Des rapports récents et des analyses d'experts soulignent comment la politique migratoire de l'Union européenne dépend de plus en plus de ses voisins, notamment en Afrique du Nord et au Moyen-Orient, pour gérer les flux migratoires irréguliers. Cette dépendance s'est accrue alors que l'UE a externalisé le contrôle des frontières et les accords de retour vers des pays comme la Turquie, la Libye et la Tunisie.
Selon la Commission européenne, l'UE a alloué des milliards d'euros à des partenaires externes pour la gestion migratoire depuis 2015. Par exemple, l'accord UE-Turquie de 2016 a fourni 6 milliards d'euros à la Turquie pour accueillir les réfugiés syriens, et des arrangements similaires ont été conclus avec la Libye et la Tunisie. Ces accords ont été critiqués pour des préoccupations en matière de droits de l'homme, mais ils sont devenus centraux dans la stratégie de l'UE.

Données de détection de mise en page de documents
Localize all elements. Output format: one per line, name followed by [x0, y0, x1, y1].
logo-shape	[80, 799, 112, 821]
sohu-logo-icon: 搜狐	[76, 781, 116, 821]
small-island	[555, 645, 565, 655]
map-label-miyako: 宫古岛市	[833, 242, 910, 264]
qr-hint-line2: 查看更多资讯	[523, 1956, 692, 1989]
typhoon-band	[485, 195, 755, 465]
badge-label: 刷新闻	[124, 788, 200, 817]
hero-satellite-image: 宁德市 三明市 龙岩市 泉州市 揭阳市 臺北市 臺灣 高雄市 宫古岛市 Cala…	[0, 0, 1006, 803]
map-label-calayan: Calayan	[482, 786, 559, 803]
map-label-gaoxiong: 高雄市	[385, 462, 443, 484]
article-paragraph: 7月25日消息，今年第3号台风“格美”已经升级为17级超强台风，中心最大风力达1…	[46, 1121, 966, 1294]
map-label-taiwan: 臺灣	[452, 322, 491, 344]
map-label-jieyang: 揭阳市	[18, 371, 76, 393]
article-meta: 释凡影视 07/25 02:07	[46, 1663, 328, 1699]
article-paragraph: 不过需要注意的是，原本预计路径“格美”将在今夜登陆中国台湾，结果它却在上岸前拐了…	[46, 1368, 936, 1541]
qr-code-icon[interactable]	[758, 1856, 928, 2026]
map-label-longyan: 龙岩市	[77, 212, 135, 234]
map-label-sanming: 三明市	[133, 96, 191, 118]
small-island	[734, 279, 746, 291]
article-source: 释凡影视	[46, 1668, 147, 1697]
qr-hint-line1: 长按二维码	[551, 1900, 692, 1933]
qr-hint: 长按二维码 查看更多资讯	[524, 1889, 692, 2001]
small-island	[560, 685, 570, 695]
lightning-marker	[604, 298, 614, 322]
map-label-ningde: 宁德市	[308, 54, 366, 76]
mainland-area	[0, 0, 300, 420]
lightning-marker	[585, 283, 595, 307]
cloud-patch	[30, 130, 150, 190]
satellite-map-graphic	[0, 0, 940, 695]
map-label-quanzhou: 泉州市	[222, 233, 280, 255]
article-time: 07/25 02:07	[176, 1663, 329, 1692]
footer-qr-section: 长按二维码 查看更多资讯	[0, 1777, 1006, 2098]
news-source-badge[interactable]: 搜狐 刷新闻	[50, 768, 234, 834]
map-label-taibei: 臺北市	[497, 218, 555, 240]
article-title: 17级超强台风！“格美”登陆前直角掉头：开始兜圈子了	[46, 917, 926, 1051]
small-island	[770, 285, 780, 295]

CONSIGNE A
Recopiez le texte sur la politique migratoire de l'UE de « Selon la Commission » à « stratégie de l'UE. ».
CONSIGNE B
Résumez en deux phrases le texte sur la politique migratoire de l'UE.
Ces données n'ont aucun lien avec le texte.

CORRIGÉ A
Selon la Commission européenne, l'UE a alloué des milliards d'euros à des partenaires externes pour la gestion migratoire depuis 2015. Par exemple, l'accord UE-Turquie de 2016 a fourni 6 milliards d'euros à la Turquie pour accueillir les réfugiés syriens, et des arrangements similaires ont été conclus avec la Libye et la Tunisie. Ces accords ont été critiqués pour des préoccupations en matière de droits de l'homme, mais ils sont devenus centraux dans la stratégie de l'UE.

CORRIGÉ B
La politique migratoire de l'Union européenne dépend de plus en plus de ses voisins, comme la Turquie, la Libye et la Tunisie, vers lesquels elle a externalisé le contrôle des frontières et les accords de retour. Depuis 2015, l'UE a alloué des milliards d'euros à ces partenaires, dont 6 milliards à la Turquie en 2016 pour accueillir les réfugiés syriens, et ces accords, critiqués pour des questions de droits de l'homme, sont devenus centraux dans sa stratégie.